# Given passage
###

Max Lorentz (born in Täby, November 16, 1962) is a Swedish musician, songwriter and producer.
He has also worked as a session-musician with artists including Ulf Lundell, Sanne Salomonsen, Agnetha Fältskog, Björn Skifs, E-Type, Eldkvarn, Grymlings, Pugh Rogefeldt and Magnus Lindberg, and has hosted the Swedish TV shows Max, Live Show and Musikmatchen, and appearing in Jeopardy! on TV4. He hosted the radio show Sommartoppen in 1996.

He has released 6 solo albums to date. His 5th, released 8 June 2011, was a David Bowie covers collection entitled Kiss You in the Rain - Max Lorentz sings David Bowie on which he plays one song each from every Bowie album 1967 to 1980.

Other projects include a progressive instrumental album under the name Arktis, electro/dub project Dr. Livingstone with poet/director Anders Gullberg and 1970s hard rock band Mårran with whom he has released 4 albums in two years.

###

# Entries supplied
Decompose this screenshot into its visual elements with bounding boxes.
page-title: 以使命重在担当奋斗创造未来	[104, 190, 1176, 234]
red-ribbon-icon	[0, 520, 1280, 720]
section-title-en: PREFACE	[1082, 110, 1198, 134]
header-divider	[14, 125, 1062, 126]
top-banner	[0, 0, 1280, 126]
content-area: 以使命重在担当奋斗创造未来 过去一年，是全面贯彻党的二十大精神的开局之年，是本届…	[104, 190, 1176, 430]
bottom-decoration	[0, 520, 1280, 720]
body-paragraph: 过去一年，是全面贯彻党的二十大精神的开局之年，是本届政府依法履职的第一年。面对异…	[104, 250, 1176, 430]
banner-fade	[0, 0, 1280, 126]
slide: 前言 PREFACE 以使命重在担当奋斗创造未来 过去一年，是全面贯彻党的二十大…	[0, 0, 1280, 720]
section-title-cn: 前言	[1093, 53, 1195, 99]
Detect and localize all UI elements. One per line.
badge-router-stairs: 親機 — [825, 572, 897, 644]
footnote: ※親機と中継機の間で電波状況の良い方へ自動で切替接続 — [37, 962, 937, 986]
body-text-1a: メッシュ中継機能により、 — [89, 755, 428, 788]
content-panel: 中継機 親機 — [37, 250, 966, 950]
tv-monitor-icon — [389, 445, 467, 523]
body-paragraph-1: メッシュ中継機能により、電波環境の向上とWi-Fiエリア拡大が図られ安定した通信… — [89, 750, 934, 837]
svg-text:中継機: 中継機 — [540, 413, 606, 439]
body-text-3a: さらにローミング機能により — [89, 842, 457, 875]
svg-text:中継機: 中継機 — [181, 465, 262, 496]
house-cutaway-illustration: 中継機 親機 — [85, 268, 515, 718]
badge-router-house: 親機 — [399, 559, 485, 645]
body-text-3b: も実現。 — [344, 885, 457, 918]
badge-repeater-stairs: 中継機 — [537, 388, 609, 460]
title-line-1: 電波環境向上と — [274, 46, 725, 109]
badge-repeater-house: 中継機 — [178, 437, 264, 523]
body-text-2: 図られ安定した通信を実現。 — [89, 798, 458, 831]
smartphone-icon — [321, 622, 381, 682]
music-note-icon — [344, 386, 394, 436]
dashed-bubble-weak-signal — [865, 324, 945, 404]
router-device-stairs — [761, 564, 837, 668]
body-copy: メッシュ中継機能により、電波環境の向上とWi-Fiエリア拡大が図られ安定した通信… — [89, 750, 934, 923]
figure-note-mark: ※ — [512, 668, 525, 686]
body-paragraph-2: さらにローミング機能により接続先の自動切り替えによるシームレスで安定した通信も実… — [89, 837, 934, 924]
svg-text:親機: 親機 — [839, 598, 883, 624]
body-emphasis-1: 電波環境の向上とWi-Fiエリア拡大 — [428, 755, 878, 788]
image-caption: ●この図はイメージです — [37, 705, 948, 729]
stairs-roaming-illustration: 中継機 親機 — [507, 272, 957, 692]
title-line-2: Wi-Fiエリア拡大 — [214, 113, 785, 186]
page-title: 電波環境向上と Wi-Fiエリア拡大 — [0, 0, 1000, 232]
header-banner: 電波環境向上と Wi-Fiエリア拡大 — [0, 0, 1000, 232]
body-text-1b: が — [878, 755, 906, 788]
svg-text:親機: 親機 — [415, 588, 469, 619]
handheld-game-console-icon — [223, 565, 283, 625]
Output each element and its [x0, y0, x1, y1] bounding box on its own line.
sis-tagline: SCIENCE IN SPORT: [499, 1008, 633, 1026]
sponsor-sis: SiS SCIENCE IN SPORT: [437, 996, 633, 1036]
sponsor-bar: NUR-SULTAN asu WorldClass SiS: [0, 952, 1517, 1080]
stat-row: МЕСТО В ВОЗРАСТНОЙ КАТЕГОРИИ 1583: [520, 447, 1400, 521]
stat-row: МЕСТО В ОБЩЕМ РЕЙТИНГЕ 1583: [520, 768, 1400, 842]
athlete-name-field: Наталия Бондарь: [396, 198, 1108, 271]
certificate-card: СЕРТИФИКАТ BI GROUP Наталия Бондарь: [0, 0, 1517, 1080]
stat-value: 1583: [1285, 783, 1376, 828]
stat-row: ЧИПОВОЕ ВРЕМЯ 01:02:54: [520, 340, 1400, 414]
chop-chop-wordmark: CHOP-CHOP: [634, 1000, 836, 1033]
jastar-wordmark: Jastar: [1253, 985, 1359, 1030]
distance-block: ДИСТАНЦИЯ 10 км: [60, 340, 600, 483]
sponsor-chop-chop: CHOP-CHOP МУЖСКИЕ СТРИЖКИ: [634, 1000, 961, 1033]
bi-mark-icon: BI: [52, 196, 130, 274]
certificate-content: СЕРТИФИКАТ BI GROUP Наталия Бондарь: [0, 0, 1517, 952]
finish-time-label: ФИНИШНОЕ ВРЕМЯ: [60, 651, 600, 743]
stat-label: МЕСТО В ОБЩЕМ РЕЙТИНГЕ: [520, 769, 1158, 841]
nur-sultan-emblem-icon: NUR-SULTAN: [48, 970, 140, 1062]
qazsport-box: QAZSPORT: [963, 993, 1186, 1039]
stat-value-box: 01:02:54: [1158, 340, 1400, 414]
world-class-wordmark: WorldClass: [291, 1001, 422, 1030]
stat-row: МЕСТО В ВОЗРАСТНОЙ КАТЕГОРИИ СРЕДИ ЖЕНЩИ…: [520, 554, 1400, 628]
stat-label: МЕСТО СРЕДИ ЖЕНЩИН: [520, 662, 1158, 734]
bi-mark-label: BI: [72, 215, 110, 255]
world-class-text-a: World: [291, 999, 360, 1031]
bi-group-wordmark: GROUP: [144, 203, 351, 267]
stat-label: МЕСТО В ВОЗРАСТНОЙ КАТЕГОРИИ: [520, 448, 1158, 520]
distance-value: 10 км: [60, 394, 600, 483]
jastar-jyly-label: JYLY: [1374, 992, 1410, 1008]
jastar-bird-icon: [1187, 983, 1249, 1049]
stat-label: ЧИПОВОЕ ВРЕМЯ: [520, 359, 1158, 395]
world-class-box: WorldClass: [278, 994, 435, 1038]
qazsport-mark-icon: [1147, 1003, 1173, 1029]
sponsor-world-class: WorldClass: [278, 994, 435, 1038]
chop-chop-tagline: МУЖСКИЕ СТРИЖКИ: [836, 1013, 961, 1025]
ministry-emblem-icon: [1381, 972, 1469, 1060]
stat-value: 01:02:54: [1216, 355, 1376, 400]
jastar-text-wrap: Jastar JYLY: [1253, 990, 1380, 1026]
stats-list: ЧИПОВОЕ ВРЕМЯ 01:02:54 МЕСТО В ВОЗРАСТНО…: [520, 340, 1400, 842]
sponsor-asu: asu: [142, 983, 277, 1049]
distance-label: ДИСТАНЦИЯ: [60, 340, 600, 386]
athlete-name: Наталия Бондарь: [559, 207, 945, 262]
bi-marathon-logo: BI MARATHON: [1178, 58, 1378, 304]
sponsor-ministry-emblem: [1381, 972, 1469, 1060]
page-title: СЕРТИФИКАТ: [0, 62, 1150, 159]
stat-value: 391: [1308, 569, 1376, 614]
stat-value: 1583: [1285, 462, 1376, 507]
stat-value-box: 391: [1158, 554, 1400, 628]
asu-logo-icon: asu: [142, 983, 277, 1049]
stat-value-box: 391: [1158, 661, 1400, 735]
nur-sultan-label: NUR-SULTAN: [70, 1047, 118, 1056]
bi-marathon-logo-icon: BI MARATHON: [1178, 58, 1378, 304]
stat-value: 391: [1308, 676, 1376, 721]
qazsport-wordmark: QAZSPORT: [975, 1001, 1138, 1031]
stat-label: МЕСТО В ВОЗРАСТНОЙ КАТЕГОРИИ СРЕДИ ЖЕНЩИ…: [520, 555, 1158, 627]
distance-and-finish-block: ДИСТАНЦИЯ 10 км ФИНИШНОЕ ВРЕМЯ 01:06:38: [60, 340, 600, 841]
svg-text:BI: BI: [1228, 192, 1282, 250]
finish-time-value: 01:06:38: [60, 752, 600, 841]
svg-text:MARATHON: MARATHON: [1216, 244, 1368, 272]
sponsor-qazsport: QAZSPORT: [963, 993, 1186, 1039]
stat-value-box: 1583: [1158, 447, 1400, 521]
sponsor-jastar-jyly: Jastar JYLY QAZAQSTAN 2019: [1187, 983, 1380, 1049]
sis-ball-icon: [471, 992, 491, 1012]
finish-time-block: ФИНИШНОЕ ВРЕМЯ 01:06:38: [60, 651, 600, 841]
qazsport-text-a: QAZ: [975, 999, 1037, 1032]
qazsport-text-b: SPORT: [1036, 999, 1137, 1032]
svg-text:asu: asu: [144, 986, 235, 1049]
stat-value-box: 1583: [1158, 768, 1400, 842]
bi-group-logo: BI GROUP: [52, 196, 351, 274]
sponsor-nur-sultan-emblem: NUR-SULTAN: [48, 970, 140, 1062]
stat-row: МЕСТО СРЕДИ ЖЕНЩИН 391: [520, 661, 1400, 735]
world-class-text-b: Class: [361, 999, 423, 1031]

###

# The task
Render this sentence from the Max Lorentz passage in German: "He hosted the radio show Sommartoppen in 1996."

# Written solution
Er moderierte 1996 die Radiosendung Sommartoppen.